-- begin --

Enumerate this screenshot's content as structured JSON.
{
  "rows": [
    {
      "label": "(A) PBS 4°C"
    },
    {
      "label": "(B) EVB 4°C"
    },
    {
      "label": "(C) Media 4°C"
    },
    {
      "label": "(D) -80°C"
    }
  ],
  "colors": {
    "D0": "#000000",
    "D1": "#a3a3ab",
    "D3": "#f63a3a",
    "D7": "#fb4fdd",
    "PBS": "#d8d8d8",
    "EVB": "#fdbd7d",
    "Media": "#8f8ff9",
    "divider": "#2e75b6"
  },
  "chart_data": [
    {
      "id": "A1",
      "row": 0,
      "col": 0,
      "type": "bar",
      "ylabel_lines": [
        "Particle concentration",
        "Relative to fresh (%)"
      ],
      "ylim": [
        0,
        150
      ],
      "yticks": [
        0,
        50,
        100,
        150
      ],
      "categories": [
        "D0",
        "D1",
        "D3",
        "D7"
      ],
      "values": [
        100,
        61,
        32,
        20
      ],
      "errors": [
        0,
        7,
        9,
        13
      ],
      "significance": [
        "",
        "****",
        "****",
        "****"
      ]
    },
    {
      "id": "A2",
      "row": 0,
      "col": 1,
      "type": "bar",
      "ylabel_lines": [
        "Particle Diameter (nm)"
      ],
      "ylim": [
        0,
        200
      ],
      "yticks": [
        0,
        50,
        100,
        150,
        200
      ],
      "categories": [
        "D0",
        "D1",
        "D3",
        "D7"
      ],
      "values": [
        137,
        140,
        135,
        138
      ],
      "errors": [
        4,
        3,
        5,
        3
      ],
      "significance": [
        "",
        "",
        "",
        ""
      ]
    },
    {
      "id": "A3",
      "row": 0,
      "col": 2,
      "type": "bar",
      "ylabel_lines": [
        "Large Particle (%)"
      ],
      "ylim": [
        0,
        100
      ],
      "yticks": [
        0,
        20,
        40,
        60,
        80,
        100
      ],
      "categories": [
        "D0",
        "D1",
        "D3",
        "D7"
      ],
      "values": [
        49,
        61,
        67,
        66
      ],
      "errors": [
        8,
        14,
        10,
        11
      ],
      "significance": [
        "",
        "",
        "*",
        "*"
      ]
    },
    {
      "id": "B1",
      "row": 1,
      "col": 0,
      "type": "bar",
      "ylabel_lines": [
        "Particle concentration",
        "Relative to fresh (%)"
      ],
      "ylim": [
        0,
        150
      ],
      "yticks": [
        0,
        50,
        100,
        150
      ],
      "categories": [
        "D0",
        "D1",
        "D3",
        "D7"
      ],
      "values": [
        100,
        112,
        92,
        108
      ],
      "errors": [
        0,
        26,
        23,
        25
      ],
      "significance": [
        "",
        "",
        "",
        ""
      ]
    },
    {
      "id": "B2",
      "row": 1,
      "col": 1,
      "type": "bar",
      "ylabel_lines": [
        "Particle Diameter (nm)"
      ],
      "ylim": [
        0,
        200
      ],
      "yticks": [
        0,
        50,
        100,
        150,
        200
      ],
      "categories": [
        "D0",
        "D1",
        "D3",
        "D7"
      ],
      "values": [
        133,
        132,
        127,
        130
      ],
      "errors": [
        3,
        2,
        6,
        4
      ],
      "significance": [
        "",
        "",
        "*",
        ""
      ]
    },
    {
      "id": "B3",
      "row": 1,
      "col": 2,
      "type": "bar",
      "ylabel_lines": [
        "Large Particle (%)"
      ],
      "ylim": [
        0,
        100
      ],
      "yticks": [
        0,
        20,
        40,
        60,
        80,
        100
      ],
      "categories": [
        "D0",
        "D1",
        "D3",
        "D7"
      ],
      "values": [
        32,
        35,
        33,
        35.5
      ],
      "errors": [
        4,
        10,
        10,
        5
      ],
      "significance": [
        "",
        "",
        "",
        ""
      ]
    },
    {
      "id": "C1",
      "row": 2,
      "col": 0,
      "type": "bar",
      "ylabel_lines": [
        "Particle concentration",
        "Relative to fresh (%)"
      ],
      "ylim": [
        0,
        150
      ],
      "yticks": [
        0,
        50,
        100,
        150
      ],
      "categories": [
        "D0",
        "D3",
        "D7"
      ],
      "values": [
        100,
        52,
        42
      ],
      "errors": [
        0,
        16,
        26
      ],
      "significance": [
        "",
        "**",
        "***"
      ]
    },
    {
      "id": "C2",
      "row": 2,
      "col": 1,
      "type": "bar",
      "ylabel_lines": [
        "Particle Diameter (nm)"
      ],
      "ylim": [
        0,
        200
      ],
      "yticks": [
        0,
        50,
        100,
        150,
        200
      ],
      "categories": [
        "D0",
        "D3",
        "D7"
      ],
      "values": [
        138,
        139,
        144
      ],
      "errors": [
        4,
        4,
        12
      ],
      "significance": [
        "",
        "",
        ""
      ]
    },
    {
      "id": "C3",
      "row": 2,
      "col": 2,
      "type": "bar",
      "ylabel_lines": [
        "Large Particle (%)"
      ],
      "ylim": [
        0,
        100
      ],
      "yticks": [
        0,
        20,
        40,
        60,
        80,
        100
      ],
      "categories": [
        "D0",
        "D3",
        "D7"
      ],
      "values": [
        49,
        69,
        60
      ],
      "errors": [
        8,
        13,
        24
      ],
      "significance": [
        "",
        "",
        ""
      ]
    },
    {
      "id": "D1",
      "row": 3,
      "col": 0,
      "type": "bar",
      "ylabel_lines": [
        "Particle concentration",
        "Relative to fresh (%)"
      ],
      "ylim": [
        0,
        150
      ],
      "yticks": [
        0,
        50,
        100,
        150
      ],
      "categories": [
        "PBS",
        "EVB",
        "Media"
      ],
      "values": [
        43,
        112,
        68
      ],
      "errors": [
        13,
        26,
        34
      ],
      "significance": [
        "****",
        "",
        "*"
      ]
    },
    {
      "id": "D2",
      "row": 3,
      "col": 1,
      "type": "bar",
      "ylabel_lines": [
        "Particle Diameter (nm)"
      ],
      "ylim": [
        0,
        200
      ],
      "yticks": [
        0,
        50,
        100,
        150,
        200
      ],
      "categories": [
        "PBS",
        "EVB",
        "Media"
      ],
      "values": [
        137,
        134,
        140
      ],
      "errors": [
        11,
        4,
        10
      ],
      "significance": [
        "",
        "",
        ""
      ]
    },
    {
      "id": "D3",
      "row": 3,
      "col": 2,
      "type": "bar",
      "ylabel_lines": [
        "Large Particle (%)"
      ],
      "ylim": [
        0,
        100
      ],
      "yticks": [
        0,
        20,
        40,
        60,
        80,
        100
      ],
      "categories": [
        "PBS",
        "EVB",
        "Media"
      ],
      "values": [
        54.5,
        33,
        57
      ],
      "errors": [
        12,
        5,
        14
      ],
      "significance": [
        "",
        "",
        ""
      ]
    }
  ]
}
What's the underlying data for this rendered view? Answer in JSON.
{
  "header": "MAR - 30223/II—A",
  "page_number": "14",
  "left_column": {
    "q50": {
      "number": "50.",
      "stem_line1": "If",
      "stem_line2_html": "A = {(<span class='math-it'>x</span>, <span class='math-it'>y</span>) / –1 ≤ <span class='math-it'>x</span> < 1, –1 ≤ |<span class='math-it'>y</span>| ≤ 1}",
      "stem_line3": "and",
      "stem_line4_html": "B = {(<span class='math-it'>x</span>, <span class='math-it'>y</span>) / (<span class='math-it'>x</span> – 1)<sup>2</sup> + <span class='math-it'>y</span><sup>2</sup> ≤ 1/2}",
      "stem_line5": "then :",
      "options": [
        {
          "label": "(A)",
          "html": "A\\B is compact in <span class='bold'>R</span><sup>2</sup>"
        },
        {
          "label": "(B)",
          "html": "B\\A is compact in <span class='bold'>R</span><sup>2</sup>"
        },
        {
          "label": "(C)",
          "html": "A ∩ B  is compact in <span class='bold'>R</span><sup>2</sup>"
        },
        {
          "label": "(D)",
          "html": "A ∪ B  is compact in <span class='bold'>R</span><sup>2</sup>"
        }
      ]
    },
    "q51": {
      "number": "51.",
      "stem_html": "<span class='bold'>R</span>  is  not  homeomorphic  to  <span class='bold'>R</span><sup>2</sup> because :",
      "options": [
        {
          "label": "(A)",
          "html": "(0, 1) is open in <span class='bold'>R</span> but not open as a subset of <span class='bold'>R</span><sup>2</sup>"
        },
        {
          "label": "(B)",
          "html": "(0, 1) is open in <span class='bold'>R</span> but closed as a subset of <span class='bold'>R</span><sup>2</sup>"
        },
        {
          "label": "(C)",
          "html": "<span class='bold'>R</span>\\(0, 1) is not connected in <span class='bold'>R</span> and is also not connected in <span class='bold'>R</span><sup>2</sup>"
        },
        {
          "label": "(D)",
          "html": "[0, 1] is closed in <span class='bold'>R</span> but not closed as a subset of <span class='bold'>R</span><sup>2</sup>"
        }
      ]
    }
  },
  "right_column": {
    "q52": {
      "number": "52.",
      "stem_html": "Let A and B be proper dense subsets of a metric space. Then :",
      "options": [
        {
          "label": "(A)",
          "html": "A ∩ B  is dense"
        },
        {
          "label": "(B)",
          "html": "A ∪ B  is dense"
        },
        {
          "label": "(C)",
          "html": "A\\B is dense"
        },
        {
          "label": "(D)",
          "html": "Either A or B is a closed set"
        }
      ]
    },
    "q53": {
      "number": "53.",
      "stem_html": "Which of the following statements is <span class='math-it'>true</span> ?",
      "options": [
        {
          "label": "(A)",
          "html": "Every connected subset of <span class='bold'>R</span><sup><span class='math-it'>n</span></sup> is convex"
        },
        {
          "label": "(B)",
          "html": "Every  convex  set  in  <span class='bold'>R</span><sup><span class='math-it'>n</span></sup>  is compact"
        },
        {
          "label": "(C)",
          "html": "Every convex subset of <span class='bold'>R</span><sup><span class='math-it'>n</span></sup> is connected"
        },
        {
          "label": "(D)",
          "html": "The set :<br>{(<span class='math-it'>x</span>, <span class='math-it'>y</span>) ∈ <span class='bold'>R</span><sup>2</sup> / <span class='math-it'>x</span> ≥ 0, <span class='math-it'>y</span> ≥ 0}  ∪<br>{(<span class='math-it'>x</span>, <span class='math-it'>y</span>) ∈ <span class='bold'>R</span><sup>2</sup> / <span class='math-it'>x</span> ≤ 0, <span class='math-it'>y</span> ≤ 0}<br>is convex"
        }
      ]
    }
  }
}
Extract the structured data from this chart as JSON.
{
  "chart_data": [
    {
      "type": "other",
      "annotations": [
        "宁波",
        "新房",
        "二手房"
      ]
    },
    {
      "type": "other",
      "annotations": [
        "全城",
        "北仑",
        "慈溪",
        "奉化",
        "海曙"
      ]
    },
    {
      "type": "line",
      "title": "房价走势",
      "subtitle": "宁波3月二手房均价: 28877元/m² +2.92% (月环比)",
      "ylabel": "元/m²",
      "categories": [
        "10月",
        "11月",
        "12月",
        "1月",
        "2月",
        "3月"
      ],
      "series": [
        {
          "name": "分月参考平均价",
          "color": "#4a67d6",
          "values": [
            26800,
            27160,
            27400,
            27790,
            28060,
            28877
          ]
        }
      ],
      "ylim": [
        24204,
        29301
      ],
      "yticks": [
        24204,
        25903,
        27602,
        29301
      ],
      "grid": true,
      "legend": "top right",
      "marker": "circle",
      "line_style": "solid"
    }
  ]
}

-- end --

Could you give again exactly the lines from the line containing "Extract the structured" through the final line of the data above, and no others?

Extract the structured data from this chart as JSON.
{
  "chart_data": [
    {
      "type": "other",
      "annotations": [
        "宁波",
        "新房",
        "二手房"
      ]
    },
    {
      "type": "other",
      "annotations": [
        "全城",
        "北仑",
        "慈溪",
        "奉化",
        "海曙"
      ]
    },
    {
      "type": "line",
      "title": "房价走势",
      "subtitle": "宁波3月二手房均价: 28877元/m² +2.92% (月环比)",
      "ylabel": "元/m²",
      "categories": [
        "10月",
        "11月",
        "12月",
        "1月",
        "2月",
        "3月"
      ],
      "series": [
        {
          "name": "分月参考平均价",
          "color": "#4a67d6",
          "values": [
            26800,
            27160,
            27400,
            27790,
            28060,
            28877
          ]
        }
      ],
      "ylim": [
        24204,
        29301
      ],
      "yticks": [
        24204,
        25903,
        27602,
        29301
      ],
      "grid": true,
      "legend": "top right",
      "marker": "circle",
      "line_style": "solid"
    }
  ]
}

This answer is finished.